**Source extract**
-------
Concurrency in Golang

November 26, 2024· 4 min read· golang· concurrency

After reading the Concurrency chapter in Learning Go - An Idiomatic Approach to Real-World Go Programming, I was surprised by how different Go's approach to concurrency is compared to many other languages. That inspired me to write this post.

Introduction to Concurrency

Concurrency is the idea of dividing one process into independent parts and defining how those parts safely share data.

In many languages, concurrency is built on OS threads and locking mechanisms. Go takes a different direction.

Concurrency allows different parts of a program to run independently, which can improve performance and use system resources more effectively. It is especially useful for network services and applications handling multiple user inputs.

In general, programs follow three steps:

  1. Input data
  2. Process data
  3. Produce output

Whether concurrency is useful depends on data dependencies between these steps. If tasks are independent, they can run concurrently. If one task depends on another task's result, they must run in order.

Concurrency vs Parallelism

Concurrency and parallelism are related but not the same.

  • Concurrency focuses on program structure and coordination.
  • Parallelism focuses on physical execution and speedup across multiple cores/machines.

Concurrent programs can run on single-core or multi-core processors. Parallel programs require multi-core or distributed execution.

For example, a web server can handle multiple requests concurrently, but on a single core those requests may not execute in true parallel. On the other hand, a parallel matrix multiplication might use many cores but still not model coordination logic like a concurrent system.

Goroutines

A goroutine is a lightweight thread managed by the Go runtime.

When a Go program starts, the runtime creates threads and runs an initial goroutine for main. The runtime scheduler maps goroutines onto OS threads.

Why this is powerful:

  • Creating goroutines is faster than creating OS threads.
  • Goroutines begin with small stacks that grow as needed.
  • Context switching between goroutines is cheaper than switching OS threads.

In a typical example, printNumbers() can run as a goroutine using the go keyword, while main continues concurrently.

Channels

Goroutines communicate through channels. Like slices and maps, channels are built-in types created with make:

ch := make(chan int)

Channels are reference types, and an uninitialized channel has a zero value of nil.

The <- operator reads from and writes to channels:

a := <-ch
ch <- b

Each sent value is received once. If multiple goroutines read from the same channel, only one gets each value.

By default, channels are unbuffered:

  • Send blocks until another goroutine receives.
  • Receive blocks until another goroutine sends.

So at least two concurrently running goroutines are typically involved.

Buffered channels allow limited queued sends before blocking. Writes block when full; reads block when empty.

Using for-range with Channels

for-range can iterate values from a channel until it is closed:

for v := range ch {
    fmt.Println(v)
}

Closing a Channel

Close a channel with:

close(ch)

Writing to a closed channel (or closing it twice) causes panic. Reading from a closed channel is valid: buffered values are drained first, then zero values are returned.
-------
[Extracted records]
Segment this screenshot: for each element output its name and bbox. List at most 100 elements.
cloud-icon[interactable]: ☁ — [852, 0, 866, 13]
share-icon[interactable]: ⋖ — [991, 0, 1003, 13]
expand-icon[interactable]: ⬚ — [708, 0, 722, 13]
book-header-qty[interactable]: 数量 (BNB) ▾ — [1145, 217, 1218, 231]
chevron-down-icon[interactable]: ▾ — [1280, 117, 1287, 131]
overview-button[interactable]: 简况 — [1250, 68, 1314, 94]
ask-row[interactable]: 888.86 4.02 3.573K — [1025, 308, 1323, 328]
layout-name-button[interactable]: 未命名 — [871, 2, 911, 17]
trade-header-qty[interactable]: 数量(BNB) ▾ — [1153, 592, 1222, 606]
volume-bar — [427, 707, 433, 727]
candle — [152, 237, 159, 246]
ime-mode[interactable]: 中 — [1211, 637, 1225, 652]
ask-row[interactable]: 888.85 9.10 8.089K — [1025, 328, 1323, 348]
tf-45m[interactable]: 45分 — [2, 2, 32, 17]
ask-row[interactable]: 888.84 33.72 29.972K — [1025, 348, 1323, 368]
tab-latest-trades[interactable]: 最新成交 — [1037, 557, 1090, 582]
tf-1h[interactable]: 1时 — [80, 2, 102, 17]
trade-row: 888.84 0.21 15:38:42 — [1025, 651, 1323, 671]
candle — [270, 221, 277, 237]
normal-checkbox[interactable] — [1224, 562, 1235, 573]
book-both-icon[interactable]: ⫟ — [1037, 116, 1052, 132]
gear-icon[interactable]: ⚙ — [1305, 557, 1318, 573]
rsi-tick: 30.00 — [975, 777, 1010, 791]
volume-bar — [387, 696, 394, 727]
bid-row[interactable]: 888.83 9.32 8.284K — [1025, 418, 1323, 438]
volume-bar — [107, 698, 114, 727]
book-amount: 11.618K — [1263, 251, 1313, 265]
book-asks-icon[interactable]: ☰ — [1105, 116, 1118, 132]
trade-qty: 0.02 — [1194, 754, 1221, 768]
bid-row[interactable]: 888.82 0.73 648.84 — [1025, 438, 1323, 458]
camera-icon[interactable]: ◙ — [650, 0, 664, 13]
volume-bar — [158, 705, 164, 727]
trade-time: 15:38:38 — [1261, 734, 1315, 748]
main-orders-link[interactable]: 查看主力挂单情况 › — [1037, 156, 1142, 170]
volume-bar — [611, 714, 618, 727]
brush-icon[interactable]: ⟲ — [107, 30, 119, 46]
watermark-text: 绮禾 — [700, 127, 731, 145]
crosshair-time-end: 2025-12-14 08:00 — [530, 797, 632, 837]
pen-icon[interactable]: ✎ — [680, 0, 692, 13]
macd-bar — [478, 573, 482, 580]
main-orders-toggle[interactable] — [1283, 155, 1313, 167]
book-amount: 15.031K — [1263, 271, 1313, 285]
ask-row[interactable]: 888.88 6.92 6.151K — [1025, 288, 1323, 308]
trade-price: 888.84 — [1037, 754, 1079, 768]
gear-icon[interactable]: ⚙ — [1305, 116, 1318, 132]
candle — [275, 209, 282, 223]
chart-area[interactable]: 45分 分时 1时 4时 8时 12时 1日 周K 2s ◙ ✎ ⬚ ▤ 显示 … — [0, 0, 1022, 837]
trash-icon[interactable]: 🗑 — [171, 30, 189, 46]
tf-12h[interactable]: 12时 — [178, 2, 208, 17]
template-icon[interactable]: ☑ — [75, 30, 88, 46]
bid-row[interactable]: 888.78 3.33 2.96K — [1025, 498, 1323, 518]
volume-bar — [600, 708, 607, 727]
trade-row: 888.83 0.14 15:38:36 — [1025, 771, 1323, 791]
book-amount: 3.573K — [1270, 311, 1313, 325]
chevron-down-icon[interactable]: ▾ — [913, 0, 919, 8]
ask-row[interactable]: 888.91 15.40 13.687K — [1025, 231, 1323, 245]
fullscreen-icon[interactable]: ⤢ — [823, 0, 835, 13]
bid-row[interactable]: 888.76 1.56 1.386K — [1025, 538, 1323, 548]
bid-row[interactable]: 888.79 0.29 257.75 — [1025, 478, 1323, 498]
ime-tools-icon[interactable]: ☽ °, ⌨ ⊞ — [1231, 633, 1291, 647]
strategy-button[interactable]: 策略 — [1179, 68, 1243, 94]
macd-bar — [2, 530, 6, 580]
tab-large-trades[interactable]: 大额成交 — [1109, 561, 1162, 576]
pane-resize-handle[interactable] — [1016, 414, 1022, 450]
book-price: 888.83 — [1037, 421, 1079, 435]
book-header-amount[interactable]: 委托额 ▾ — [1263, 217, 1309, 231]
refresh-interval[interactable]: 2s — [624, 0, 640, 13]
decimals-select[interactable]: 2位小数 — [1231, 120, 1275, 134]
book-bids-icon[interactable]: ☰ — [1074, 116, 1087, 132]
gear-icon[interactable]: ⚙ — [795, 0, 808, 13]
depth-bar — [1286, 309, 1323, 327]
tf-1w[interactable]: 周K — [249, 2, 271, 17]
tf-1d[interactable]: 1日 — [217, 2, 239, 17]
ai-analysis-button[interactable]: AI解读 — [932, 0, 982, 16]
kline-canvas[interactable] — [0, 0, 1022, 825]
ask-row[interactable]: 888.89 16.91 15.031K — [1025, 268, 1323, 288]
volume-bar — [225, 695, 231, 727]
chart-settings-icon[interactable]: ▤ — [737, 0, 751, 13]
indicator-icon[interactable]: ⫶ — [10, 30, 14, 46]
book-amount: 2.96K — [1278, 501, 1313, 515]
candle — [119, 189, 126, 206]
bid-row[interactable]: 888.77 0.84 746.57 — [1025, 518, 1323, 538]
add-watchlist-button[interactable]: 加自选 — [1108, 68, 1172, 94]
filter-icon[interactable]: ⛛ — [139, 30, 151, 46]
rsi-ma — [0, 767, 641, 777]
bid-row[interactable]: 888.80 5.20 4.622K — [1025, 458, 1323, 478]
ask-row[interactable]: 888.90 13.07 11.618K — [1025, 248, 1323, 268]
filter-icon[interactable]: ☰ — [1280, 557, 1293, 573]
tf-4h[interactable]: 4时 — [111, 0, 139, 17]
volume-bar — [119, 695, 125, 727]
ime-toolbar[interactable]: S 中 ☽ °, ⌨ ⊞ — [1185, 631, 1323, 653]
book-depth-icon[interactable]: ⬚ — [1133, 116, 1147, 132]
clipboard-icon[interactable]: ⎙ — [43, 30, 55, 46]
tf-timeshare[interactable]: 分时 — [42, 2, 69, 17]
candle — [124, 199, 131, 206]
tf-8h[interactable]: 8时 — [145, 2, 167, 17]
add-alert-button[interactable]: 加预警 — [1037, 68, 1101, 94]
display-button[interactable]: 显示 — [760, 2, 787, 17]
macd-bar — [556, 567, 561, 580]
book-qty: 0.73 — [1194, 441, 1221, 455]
-------
**Check your understanding**
a) According to the post on concurrency in Go, what happens when a program writes to a closed channel?
b) How would you render this sentence from the post on concurrency in Go in Spanish: "A goroutine is a lightweight thread managed by the Go runtime."
c) Write out the part of the post on concurrency in Go that begins at the words "Channels are reference" and stops after "another goroutine sends.".

**Answers provided**
a) It causes a panic.

b) Una goroutine es un hilo ligero gestionado por el entorno de ejecución de Go.

c)
Channels are reference types, and an uninitialized channel has a zero value of nil.

The <- operator reads from and writes to channels:

a := <-ch
ch <- b

Each sent value is received once. If multiple goroutines read from the same channel, only one gets each value.

By default, channels are unbuffered:

  • Send blocks until another goroutine receives.
  • Receive blocks until another goroutine sends.